Passage given:
------------

Layer 0 — Primitives¶

Pure JAX functions. Stateless, differentiable, no eqx.Module, no optimistix. The mathematical building blocks that Layer 1 operators compose.

v0.4 removes the in-house gradient-mode primitives (unrolled_solve, one_step_solve, implicit_solve) in favour of upstream optimistix.AbstractAdjoint and diffrax.AbstractAdjoint (Decision D15). The remaining primitives are mathematical, not differentiation strategies.

Cost terms¶

`obs_cost(x, y_obs, mask, obs_operator=None, R_inv_op=None)`¶

Observation cost:

\[J_\text{obs}(x) = \tfrac{1}{2} \|H(x) - y\|^2_{R^{-1}}.\]

When obs_operator=None, \(H\) defaults to masked identity. When R_inv_op=None, \(R^{-1}\) defaults to \(I / |\Omega|\) (averaged MSE).

`prior_cost(x, prior_mean=None, B_inv_op=None, prior_fn=None)`¶

Two distinct meanings depending on which kwargs are passed:

Classical (prior_mean and B_inv_op supplied):

\[J_\text{prior}(x) = \tfrac{1}{2} \|x - x_b\|^2_{B^{-1}}.\]

Learned (prior_fn supplied — FourDVarNet):

\[J_\text{prior}(x) = \|x - \varphi_\theta(x)\|^2.\]

The two forms cannot be mixed — pass one set of arguments or the other.

`model_error_cost(eta, Q_inv_op)`¶

Weak-constraint 4DVar model-error term:

\[J_\eta(\boldsymbol{\eta}) = \tfrac{1}{2} \sum_{t=1}^{T} \|\eta_t\|^2_{Q_t^{-1}}.\]

`variational_cost(x, batch, prior_fn, obs_operator, alpha_obs=1.0, alpha_prior=1.0)`¶

Weak-constraint variational cost (learned-prior form):

\[J(x) = \alpha_\text{obs} J_\text{obs}(x) + \alpha_\text{prior} J_\text{prior}(x).\]

Used by FourDVarNet.

`threedvar_cost(x, batch, obs_operator, prior_mean, B_inv_op, R_inv_op)`¶

Classical 3DVar cost:

\[J(x) = \tfrac{1}{2} \|x - x_b\|^2_{B^{-1}} + \tfrac{1}{2} \|y - H(x)\|^2_{R^{-1}}.\]

`incremental_cost(δx, x_b, batch, forward_lin, obs_op_lin, B_inv_op, R_inv_op)`¶

Linearised incremental cost for the 4DVar inner loop:

\[J_\text{inc}(\delta x) = \tfrac{1}{2} \|\delta x\|^2_{B^{-1}} + \tfrac{1}{2} \sum_t \|y_t - H_t(x_b) - H'_t M'_t \delta x\|^2_{R^{-1}}.\]

\(H'_t\) and \(M'_t\) are tangent-linear operators at the outer iterate \(x_b\).

Closed-form analysis¶

`blue_analysis(x_b, y, B_op, R_op, H_op)`¶

BLUE / OI in closed form (Decision D16):

\[x^* = x_b + B H^\top (H B H^\top + R)^{-1} (y - H x_b).\]

Returns (x_star, posterior_cov_op) where posterior_cov_op is an AbstractLinearOperator representing \(P^*\) — not materialised by default. gaussx exploits structure in \(B\), \(R\), \(H\).

------------

Aim of the task: Copy word for word the part of the primitives documentation starting with "Linearised incremental cost" and going on through "outer iterate \(x_b\).". The lines that come next have no connection to the primitives documentation above.

Dataset extract:
------------

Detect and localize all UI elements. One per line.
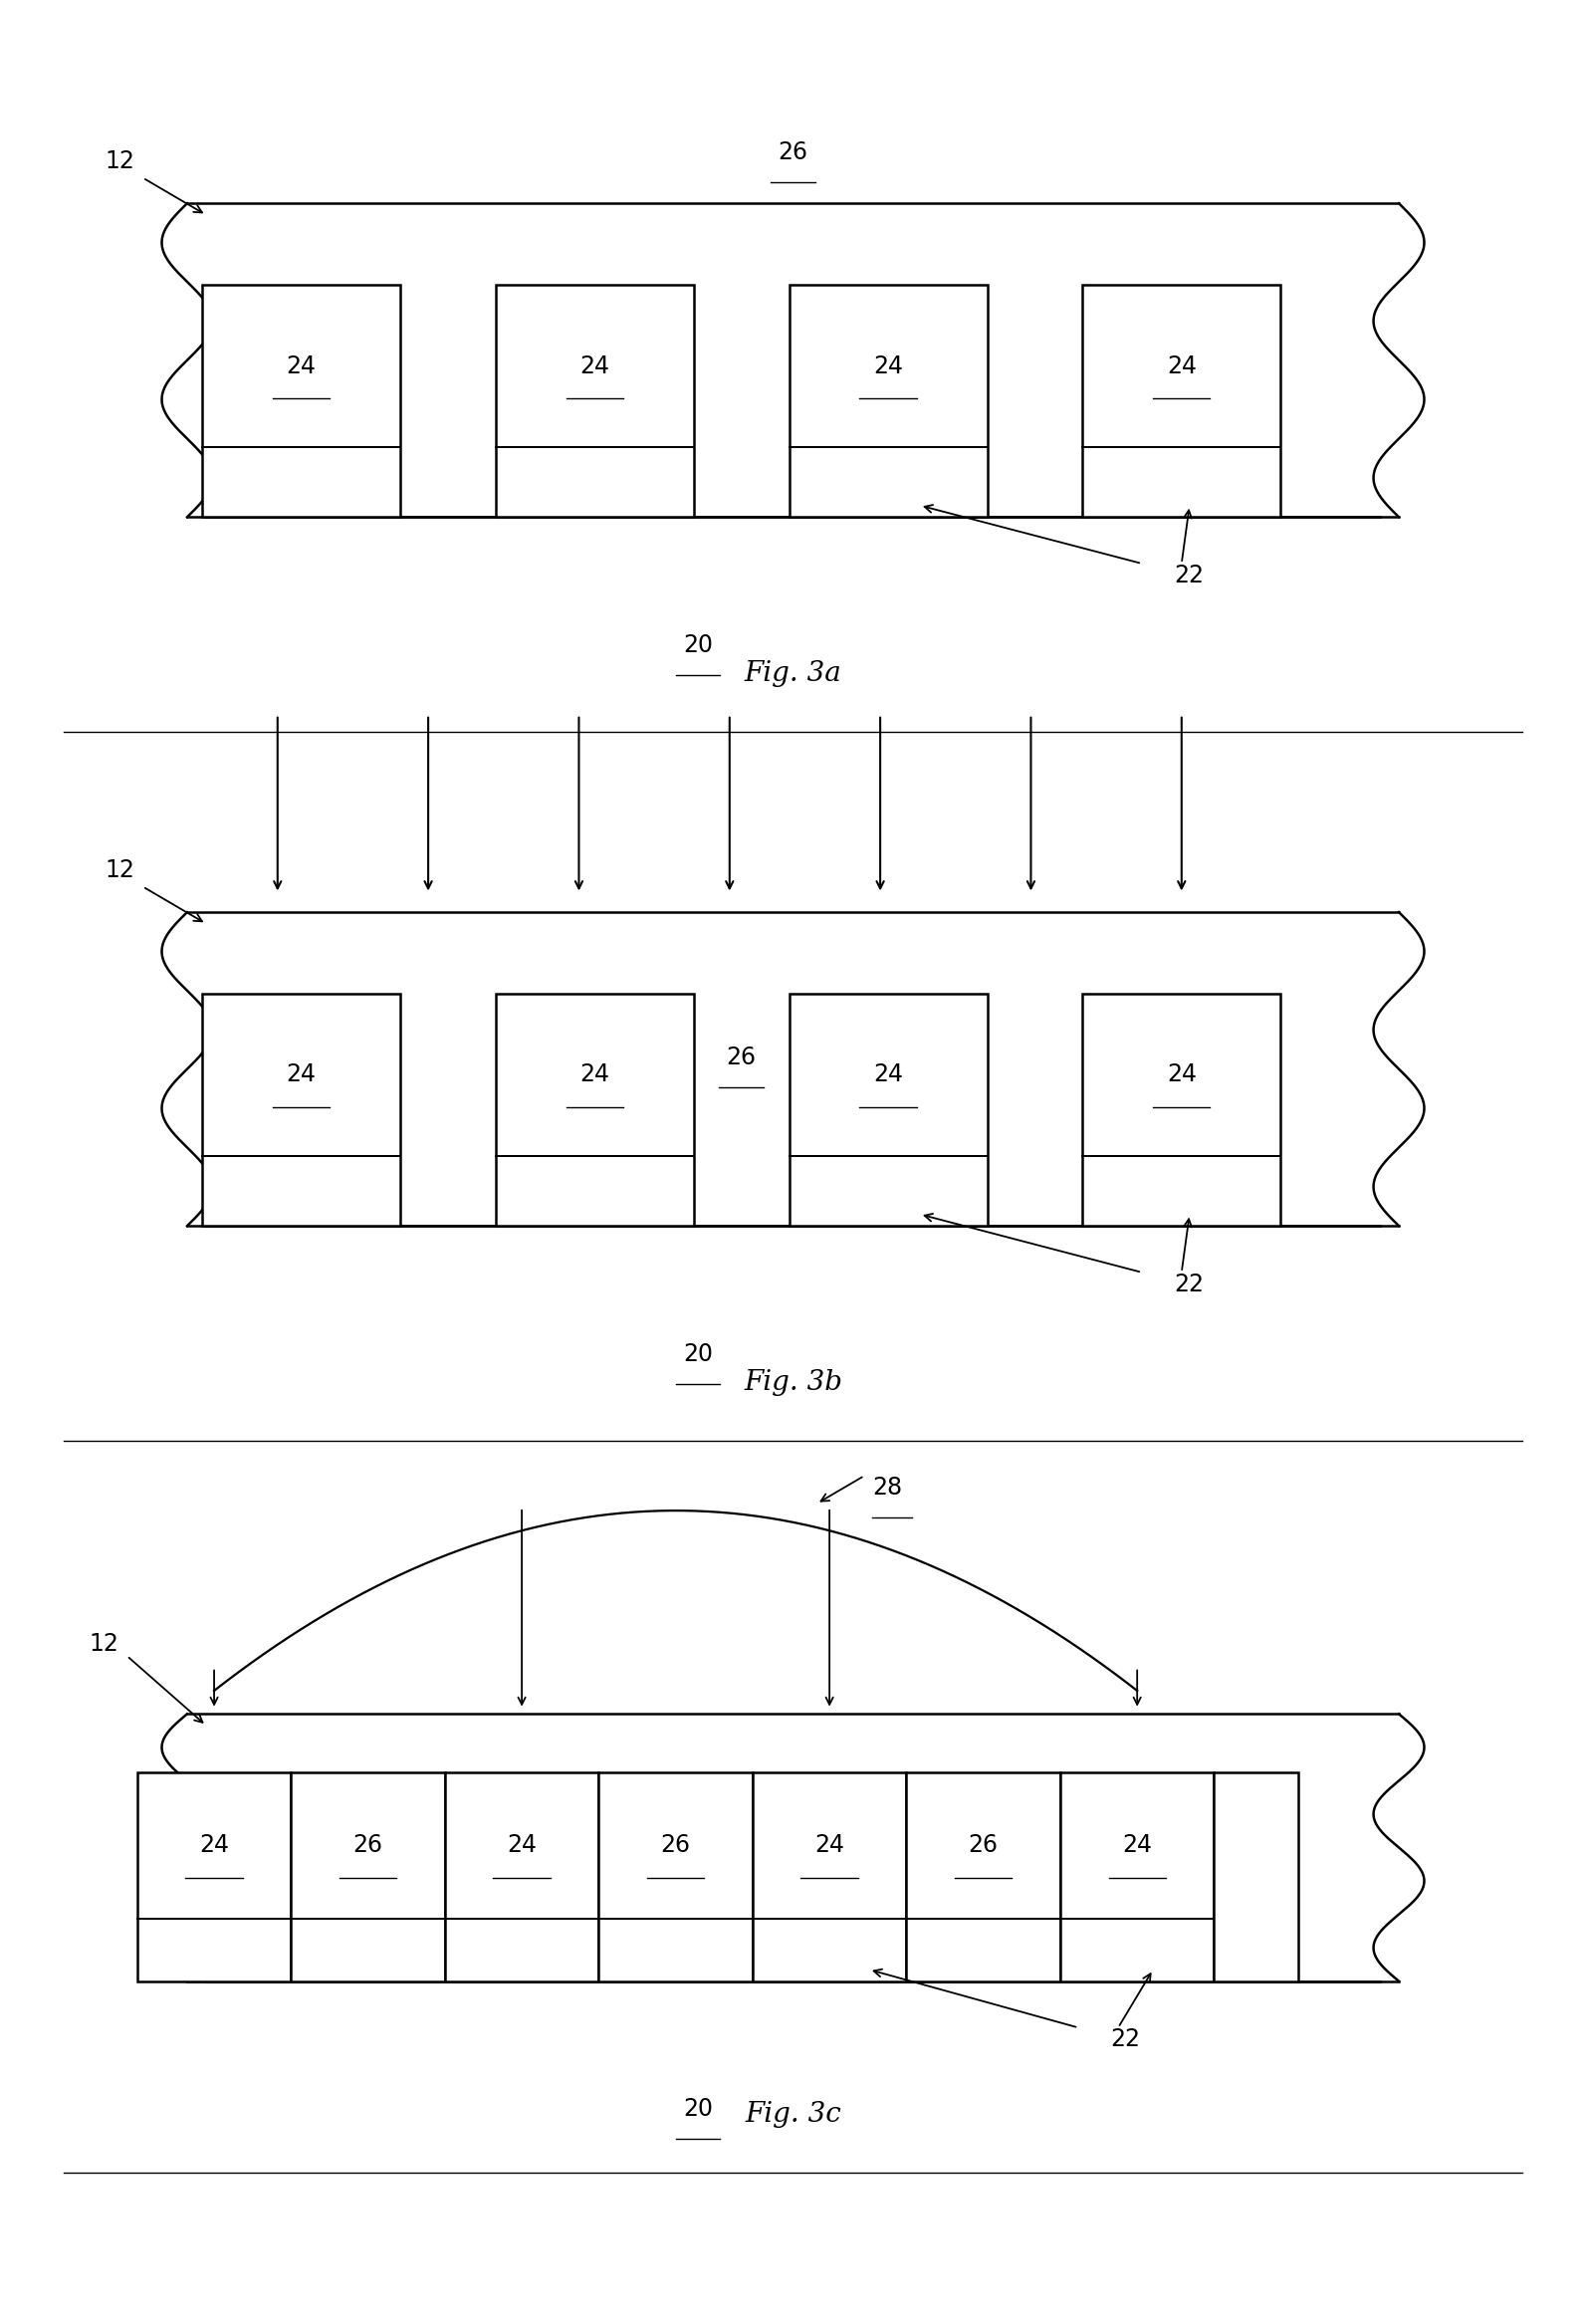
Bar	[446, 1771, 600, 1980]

------------

Output of the task:
Linearised incremental cost for the 4DVar inner loop:

\[J_\text{inc}(\delta x) = \tfrac{1}{2} \|\delta x\|^2_{B^{-1}} + \tfrac{1}{2} \sum_t \|y_t - H_t(x_b) - H'_t M'_t \delta x\|^2_{R^{-1}}.\]

\(H'_t\) and \(M'_t\) are tangent-linear operators at the outer iterate \(x_b\).